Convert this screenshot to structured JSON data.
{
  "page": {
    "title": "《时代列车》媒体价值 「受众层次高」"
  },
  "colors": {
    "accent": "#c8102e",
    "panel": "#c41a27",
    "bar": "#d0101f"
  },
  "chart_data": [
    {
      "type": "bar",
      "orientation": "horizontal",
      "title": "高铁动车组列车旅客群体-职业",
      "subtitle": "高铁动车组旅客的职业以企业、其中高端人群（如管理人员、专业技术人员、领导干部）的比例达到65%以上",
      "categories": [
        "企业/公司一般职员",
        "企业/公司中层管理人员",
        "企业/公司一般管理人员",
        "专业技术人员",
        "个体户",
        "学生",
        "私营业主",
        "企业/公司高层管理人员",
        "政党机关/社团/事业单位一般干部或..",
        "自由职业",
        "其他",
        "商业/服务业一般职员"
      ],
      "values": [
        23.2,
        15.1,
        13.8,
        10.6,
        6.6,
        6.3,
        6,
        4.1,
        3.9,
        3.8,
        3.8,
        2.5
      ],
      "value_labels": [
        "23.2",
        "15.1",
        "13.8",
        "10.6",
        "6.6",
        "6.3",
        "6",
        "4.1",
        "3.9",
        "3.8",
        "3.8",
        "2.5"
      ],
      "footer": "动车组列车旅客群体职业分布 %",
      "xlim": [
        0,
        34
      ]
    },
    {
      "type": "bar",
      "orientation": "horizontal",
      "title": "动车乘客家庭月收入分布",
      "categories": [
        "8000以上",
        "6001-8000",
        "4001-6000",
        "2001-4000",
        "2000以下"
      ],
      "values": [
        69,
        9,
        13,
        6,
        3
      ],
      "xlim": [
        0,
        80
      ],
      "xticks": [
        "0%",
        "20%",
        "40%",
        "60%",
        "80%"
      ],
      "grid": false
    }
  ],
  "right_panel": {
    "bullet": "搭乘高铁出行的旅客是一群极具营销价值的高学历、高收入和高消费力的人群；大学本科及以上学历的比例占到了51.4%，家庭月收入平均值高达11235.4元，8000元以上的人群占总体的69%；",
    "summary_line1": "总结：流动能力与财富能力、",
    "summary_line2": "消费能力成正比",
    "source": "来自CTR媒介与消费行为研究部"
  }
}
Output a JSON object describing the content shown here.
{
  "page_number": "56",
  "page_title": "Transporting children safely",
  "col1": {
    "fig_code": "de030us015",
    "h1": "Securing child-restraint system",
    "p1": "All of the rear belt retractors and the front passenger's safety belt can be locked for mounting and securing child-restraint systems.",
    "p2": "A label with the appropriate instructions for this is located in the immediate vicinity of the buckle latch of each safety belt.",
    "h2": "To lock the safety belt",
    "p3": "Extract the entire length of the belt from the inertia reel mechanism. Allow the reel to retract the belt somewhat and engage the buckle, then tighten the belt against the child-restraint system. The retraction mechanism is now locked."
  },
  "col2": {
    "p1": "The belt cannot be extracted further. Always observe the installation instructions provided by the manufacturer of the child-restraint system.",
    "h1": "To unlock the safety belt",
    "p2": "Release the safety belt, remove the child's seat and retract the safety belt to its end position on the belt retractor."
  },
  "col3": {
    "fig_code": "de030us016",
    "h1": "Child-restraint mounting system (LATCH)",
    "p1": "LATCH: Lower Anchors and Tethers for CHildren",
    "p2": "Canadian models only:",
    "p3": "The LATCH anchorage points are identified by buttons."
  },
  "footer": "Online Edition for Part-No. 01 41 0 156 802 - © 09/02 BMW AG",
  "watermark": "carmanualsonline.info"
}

# # #

Each line above that holds the string "safety" should be copied and shown.

    "p1": "All of the rear belt retractors and the front passenger's safety belt can be locked for mounting and securing child-restraint systems.",
    "p2": "A label with the appropriate instructions for this is located in the immediate vicinity of the buckle latch of each safety belt.",
    "h2": "To lock the safety belt",
    "h1": "To unlock the safety belt",
    "p2": "Release the safety belt, remove the child's seat and retract the safety belt to its end position on the belt retractor."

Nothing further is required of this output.